* **RECORDS SUPPLIED**:

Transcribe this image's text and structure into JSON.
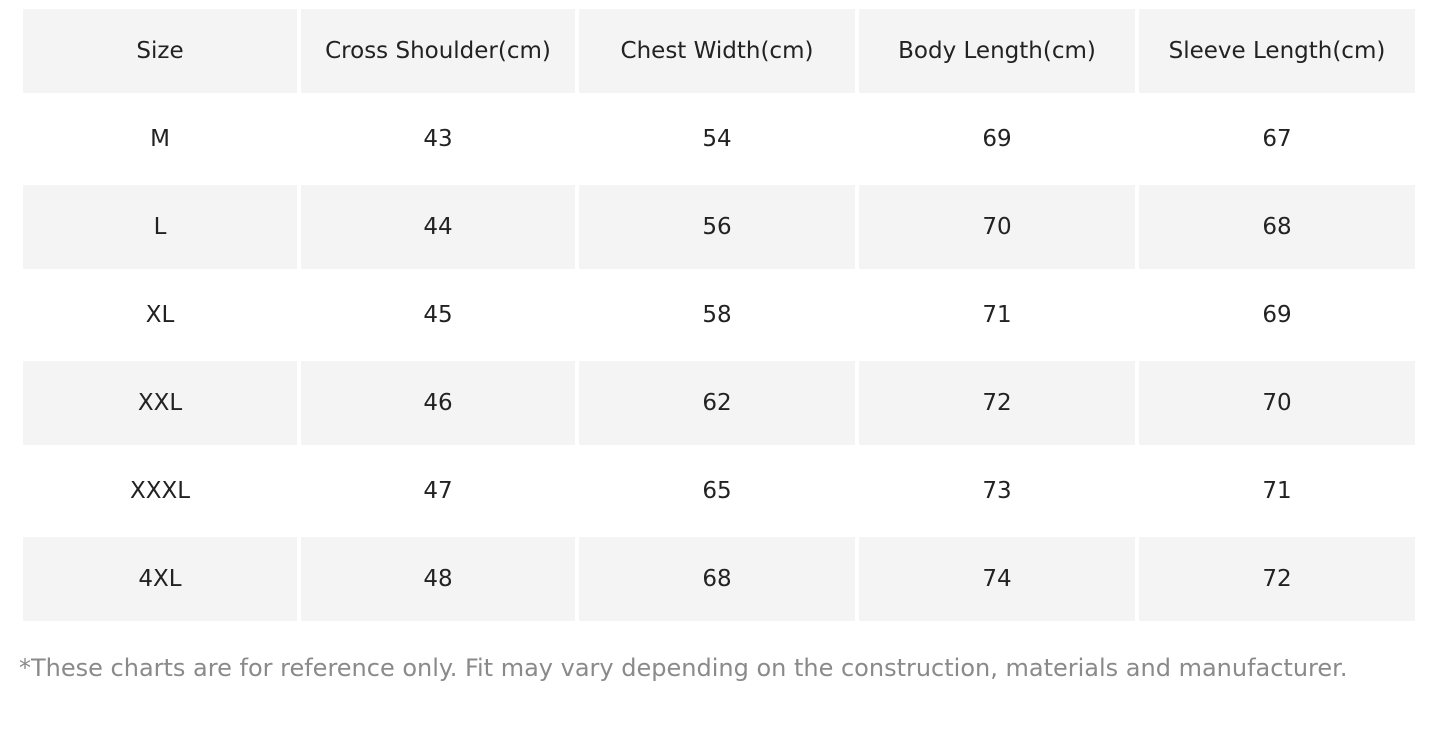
{
  "table": {
    "header": [
      "Size",
      "Cross Shoulder(cm)",
      "Chest Width(cm)",
      "Body Length(cm)",
      "Sleeve Length(cm)"
    ],
    "rows": [
      [
        "M",
        43,
        54,
        69,
        67
      ],
      [
        "L",
        44,
        56,
        70,
        68
      ],
      [
        "XL",
        45,
        58,
        71,
        69
      ],
      [
        "XXL",
        46,
        62,
        72,
        70
      ],
      [
        "XXXL",
        47,
        65,
        73,
        71
      ],
      [
        "4XL",
        48,
        68,
        74,
        72
      ]
    ]
  },
  "note": "*These charts are for reference only. Fit may vary depending on the construction, materials and manufacturer."
}
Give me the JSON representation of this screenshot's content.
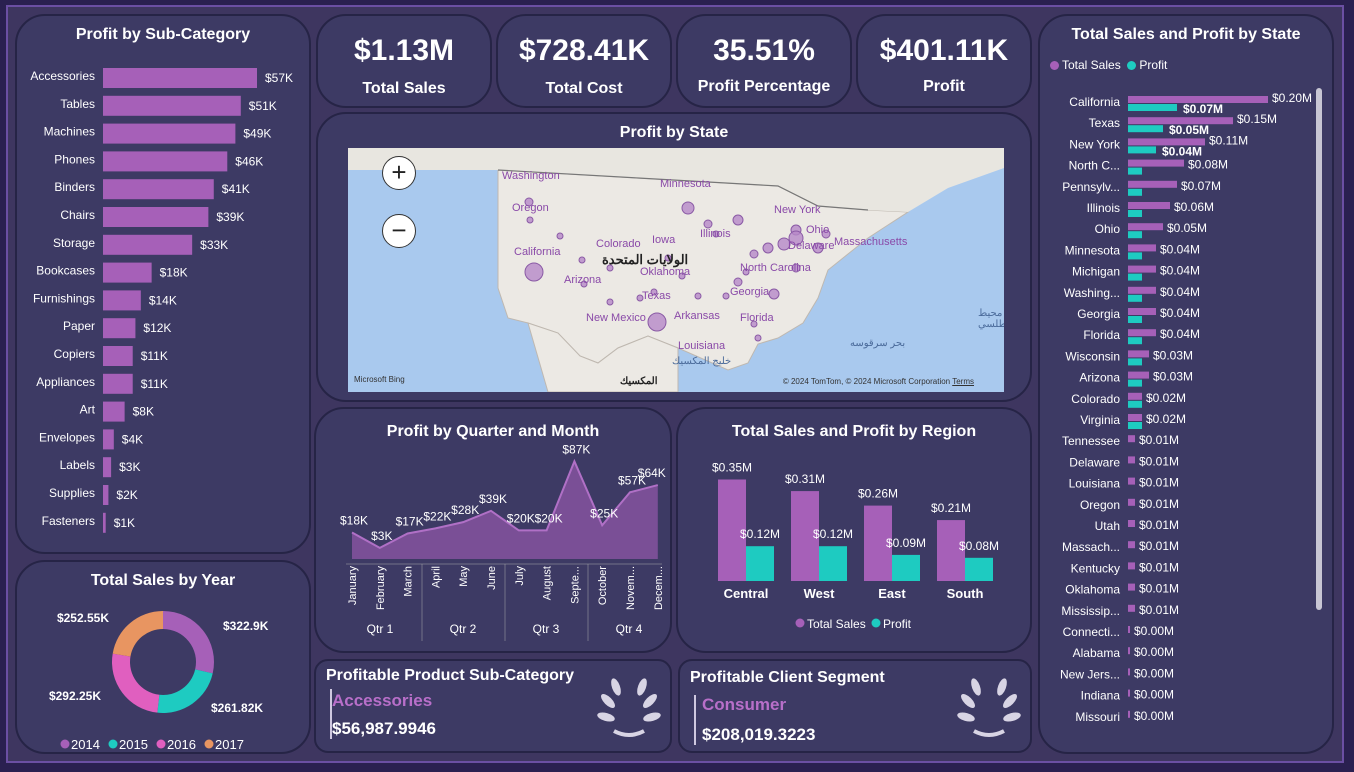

* **WHAT TO DO**: Copy every record above exactly as written, but leave out the pictures.

* **EXERCISE ANSWER**:
Transcribe this image's text and structure into JSON.
{
  "table": {
    "header": [
      "Size",
      "Cross Shoulder(cm)",
      "Chest Width(cm)",
      "Body Length(cm)",
      "Sleeve Length(cm)"
    ],
    "rows": [
      [
        "M",
        43,
        54,
        69,
        67
      ],
      [
        "L",
        44,
        56,
        70,
        68
      ],
      [
        "XL",
        45,
        58,
        71,
        69
      ],
      [
        "XXL",
        46,
        62,
        72,
        70
      ],
      [
        "XXXL",
        47,
        65,
        73,
        71
      ],
      [
        "4XL",
        48,
        68,
        74,
        72
      ]
    ]
  },
  "note": "*These charts are for reference only. Fit may vary depending on the construction, materials and manufacturer."
}
Give me the JSON representation of this screenshot's content.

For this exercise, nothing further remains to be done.